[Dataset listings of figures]
* start *

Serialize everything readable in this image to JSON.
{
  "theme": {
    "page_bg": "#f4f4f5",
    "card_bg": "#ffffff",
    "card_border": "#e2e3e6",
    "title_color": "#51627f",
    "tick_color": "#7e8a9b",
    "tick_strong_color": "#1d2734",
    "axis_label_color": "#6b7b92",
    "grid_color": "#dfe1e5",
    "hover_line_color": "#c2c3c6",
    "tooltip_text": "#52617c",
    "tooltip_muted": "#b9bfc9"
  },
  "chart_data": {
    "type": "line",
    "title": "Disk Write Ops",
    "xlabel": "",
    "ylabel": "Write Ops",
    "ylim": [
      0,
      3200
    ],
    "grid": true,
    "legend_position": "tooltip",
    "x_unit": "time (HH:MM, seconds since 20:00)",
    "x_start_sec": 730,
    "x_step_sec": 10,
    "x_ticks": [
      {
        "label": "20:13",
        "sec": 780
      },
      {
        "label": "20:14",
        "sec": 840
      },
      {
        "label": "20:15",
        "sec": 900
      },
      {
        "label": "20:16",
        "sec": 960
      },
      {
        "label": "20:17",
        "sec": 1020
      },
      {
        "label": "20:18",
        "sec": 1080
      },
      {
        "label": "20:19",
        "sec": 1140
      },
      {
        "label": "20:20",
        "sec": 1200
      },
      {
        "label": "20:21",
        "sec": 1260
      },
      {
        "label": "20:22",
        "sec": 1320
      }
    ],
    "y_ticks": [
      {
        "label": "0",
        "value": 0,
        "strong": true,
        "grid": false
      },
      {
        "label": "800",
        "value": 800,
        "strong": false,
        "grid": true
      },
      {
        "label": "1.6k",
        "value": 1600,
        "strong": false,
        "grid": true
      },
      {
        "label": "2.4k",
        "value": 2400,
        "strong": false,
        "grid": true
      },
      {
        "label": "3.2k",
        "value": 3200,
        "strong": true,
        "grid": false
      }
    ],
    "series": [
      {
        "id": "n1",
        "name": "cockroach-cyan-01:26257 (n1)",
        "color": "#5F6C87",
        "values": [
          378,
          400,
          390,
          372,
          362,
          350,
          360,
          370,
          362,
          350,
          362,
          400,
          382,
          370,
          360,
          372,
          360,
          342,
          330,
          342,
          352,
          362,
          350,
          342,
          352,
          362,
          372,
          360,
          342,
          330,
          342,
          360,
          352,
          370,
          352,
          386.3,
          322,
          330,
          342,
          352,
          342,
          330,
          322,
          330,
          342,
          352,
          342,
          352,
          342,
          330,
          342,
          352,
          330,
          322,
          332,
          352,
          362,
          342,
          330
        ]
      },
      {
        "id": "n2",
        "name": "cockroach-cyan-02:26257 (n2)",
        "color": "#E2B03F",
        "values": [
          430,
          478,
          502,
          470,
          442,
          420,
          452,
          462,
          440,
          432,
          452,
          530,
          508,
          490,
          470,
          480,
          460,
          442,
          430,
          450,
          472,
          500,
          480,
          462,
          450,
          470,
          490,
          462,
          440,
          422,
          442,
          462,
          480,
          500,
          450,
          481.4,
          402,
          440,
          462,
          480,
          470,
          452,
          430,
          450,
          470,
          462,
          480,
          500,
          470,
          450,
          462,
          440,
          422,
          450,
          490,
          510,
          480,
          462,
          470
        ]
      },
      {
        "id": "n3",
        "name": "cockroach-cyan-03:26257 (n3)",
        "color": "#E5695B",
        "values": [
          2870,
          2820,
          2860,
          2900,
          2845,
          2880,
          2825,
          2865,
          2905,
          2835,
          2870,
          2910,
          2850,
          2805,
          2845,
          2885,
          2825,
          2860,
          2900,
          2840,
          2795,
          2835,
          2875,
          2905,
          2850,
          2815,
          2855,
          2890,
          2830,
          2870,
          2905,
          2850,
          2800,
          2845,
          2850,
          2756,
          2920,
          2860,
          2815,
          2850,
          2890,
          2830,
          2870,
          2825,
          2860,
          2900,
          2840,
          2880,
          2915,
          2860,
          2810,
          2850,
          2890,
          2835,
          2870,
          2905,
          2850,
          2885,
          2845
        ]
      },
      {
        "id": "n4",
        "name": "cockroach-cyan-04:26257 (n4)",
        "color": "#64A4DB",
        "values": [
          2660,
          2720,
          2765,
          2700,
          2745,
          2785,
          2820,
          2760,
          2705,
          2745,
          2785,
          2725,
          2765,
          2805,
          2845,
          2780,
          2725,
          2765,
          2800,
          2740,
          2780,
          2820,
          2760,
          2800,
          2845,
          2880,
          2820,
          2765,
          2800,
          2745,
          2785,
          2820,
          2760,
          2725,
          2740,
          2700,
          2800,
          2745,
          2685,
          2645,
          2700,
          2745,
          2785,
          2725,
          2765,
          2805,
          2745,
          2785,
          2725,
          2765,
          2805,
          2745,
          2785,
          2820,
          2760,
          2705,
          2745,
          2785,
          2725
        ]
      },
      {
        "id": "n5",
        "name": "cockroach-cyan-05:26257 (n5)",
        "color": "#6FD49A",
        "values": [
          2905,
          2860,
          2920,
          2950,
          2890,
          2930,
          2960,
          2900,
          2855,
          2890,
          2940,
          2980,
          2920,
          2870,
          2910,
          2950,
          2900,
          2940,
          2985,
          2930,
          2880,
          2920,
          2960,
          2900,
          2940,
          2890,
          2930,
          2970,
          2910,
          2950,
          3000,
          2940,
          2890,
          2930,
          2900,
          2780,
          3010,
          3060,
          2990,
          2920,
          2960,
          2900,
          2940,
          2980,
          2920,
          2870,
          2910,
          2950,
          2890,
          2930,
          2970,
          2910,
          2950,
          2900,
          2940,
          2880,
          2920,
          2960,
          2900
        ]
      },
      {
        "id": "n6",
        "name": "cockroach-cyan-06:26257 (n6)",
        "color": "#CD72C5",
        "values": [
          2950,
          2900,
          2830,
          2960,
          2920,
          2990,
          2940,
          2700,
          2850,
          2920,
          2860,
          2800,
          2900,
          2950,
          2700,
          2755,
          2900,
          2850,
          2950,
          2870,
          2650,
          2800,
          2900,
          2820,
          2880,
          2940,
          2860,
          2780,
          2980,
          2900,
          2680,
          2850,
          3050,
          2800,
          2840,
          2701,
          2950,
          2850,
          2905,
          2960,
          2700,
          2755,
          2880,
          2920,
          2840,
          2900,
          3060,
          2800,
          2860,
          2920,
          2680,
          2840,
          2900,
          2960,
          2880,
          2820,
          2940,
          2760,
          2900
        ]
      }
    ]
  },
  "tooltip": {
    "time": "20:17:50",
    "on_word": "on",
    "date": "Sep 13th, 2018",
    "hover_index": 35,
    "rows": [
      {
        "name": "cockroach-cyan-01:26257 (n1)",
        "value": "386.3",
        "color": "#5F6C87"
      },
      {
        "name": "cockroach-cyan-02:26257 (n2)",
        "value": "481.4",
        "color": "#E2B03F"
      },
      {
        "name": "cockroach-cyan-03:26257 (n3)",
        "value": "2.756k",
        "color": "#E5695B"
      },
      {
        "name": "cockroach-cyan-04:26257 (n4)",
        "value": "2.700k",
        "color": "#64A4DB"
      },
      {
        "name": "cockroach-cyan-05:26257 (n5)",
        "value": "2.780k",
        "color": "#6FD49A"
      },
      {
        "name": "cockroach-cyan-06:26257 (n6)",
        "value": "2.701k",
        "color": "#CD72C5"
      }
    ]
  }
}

* end *

● WHAT THIS TASK INVOLVES:
Nothing in the data may differ; print all of it exactly as written.

● FINAL RESULT:
Serialize everything readable in this image to JSON.
{
  "theme": {
    "page_bg": "#f4f4f5",
    "card_bg": "#ffffff",
    "card_border": "#e2e3e6",
    "title_color": "#51627f",
    "tick_color": "#7e8a9b",
    "tick_strong_color": "#1d2734",
    "axis_label_color": "#6b7b92",
    "grid_color": "#dfe1e5",
    "hover_line_color": "#c2c3c6",
    "tooltip_text": "#52617c",
    "tooltip_muted": "#b9bfc9"
  },
  "chart_data": {
    "type": "line",
    "title": "Disk Write Ops",
    "xlabel": "",
    "ylabel": "Write Ops",
    "ylim": [
      0,
      3200
    ],
    "grid": true,
    "legend_position": "tooltip",
    "x_unit": "time (HH:MM, seconds since 20:00)",
    "x_start_sec": 730,
    "x_step_sec": 10,
    "x_ticks": [
      {
        "label": "20:13",
        "sec": 780
      },
      {
        "label": "20:14",
        "sec": 840
      },
      {
        "label": "20:15",
        "sec": 900
      },
      {
        "label": "20:16",
        "sec": 960
      },
      {
        "label": "20:17",
        "sec": 1020
      },
      {
        "label": "20:18",
        "sec": 1080
      },
      {
        "label": "20:19",
        "sec": 1140
      },
      {
        "label": "20:20",
        "sec": 1200
      },
      {
        "label": "20:21",
        "sec": 1260
      },
      {
        "label": "20:22",
        "sec": 1320
      }
    ],
    "y_ticks": [
      {
        "label": "0",
        "value": 0,
        "strong": true,
        "grid": false
      },
      {
        "label": "800",
        "value": 800,
        "strong": false,
        "grid": true
      },
      {
        "label": "1.6k",
        "value": 1600,
        "strong": false,
        "grid": true
      },
      {
        "label": "2.4k",
        "value": 2400,
        "strong": false,
        "grid": true
      },
      {
        "label": "3.2k",
        "value": 3200,
        "strong": true,
        "grid": false
      }
    ],
    "series": [
      {
        "id": "n1",
        "name": "cockroach-cyan-01:26257 (n1)",
        "color": "#5F6C87",
        "values": [
          378,
          400,
          390,
          372,
          362,
          350,
          360,
          370,
          362,
          350,
          362,
          400,
          382,
          370,
          360,
          372,
          360,
          342,
          330,
          342,
          352,
          362,
          350,
          342,
          352,
          362,
          372,
          360,
          342,
          330,
          342,
          360,
          352,
          370,
          352,
          386.3,
          322,
          330,
          342,
          352,
          342,
          330,
          322,
          330,
          342,
          352,
          342,
          352,
          342,
          330,
          342,
          352,
          330,
          322,
          332,
          352,
          362,
          342,
          330
        ]
      },
      {
        "id": "n2",
        "name": "cockroach-cyan-02:26257 (n2)",
        "color": "#E2B03F",
        "values": [
          430,
          478,
          502,
          470,
          442,
          420,
          452,
          462,
          440,
          432,
          452,
          530,
          508,
          490,
          470,
          480,
          460,
          442,
          430,
          450,
          472,
          500,
          480,
          462,
          450,
          470,
          490,
          462,
          440,
          422,
          442,
          462,
          480,
          500,
          450,
          481.4,
          402,
          440,
          462,
          480,
          470,
          452,
          430,
          450,
          470,
          462,
          480,
          500,
          470,
          450,
          462,
          440,
          422,
          450,
          490,
          510,
          480,
          462,
          470
        ]
      },
      {
        "id": "n3",
        "name": "cockroach-cyan-03:26257 (n3)",
        "color": "#E5695B",
        "values": [
          2870,
          2820,
          2860,
          2900,
          2845,
          2880,
          2825,
          2865,
          2905,
          2835,
          2870,
          2910,
          2850,
          2805,
          2845,
          2885,
          2825,
          2860,
          2900,
          2840,
          2795,
          2835,
          2875,
          2905,
          2850,
          2815,
          2855,
          2890,
          2830,
          2870,
          2905,
          2850,
          2800,
          2845,
          2850,
          2756,
          2920,
          2860,
          2815,
          2850,
          2890,
          2830,
          2870,
          2825,
          2860,
          2900,
          2840,
          2880,
          2915,
          2860,
          2810,
          2850,
          2890,
          2835,
          2870,
          2905,
          2850,
          2885,
          2845
        ]
      },
      {
        "id": "n4",
        "name": "cockroach-cyan-04:26257 (n4)",
        "color": "#64A4DB",
        "values": [
          2660,
          2720,
          2765,
          2700,
          2745,
          2785,
          2820,
          2760,
          2705,
          2745,
          2785,
          2725,
          2765,
          2805,
          2845,
          2780,
          2725,
          2765,
          2800,
          2740,
          2780,
          2820,
          2760,
          2800,
          2845,
          2880,
          2820,
          2765,
          2800,
          2745,
          2785,
          2820,
          2760,
          2725,
          2740,
          2700,
          2800,
          2745,
          2685,
          2645,
          2700,
          2745,
          2785,
          2725,
          2765,
          2805,
          2745,
          2785,
          2725,
          2765,
          2805,
          2745,
          2785,
          2820,
          2760,
          2705,
          2745,
          2785,
          2725
        ]
      },
      {
        "id": "n5",
        "name": "cockroach-cyan-05:26257 (n5)",
        "color": "#6FD49A",
        "values": [
          2905,
          2860,
          2920,
          2950,
          2890,
          2930,
          2960,
          2900,
          2855,
          2890,
          2940,
          2980,
          2920,
          2870,
          2910,
          2950,
          2900,
          2940,
          2985,
          2930,
          2880,
          2920,
          2960,
          2900,
          2940,
          2890,
          2930,
          2970,
          2910,
          2950,
          3000,
          2940,
          2890,
          2930,
          2900,
          2780,
          3010,
          3060,
          2990,
          2920,
          2960,
          2900,
          2940,
          2980,
          2920,
          2870,
          2910,
          2950,
          2890,
          2930,
          2970,
          2910,
          2950,
          2900,
          2940,
          2880,
          2920,
          2960,
          2900
        ]
      },
      {
        "id": "n6",
        "name": "cockroach-cyan-06:26257 (n6)",
        "color": "#CD72C5",
        "values": [
          2950,
          2900,
          2830,
          2960,
          2920,
          2990,
          2940,
          2700,
          2850,
          2920,
          2860,
          2800,
          2900,
          2950,
          2700,
          2755,
          2900,
          2850,
          2950,
          2870,
          2650,
          2800,
          2900,
          2820,
          2880,
          2940,
          2860,
          2780,
          2980,
          2900,
          2680,
          2850,
          3050,
          2800,
          2840,
          2701,
          2950,
          2850,
          2905,
          2960,
          2700,
          2755,
          2880,
          2920,
          2840,
          2900,
          3060,
          2800,
          2860,
          2920,
          2680,
          2840,
          2900,
          2960,
          2880,
          2820,
          2940,
          2760,
          2900
        ]
      }
    ]
  },
  "tooltip": {
    "time": "20:17:50",
    "on_word": "on",
    "date": "Sep 13th, 2018",
    "hover_index": 35,
    "rows": [
      {
        "name": "cockroach-cyan-01:26257 (n1)",
        "value": "386.3",
        "color": "#5F6C87"
      },
      {
        "name": "cockroach-cyan-02:26257 (n2)",
        "value": "481.4",
        "color": "#E2B03F"
      },
      {
        "name": "cockroach-cyan-03:26257 (n3)",
        "value": "2.756k",
        "color": "#E5695B"
      },
      {
        "name": "cockroach-cyan-04:26257 (n4)",
        "value": "2.700k",
        "color": "#64A4DB"
      },
      {
        "name": "cockroach-cyan-05:26257 (n5)",
        "value": "2.780k",
        "color": "#6FD49A"
      },
      {
        "name": "cockroach-cyan-06:26257 (n6)",
        "value": "2.701k",
        "color": "#CD72C5"
      }
    ]
  }
}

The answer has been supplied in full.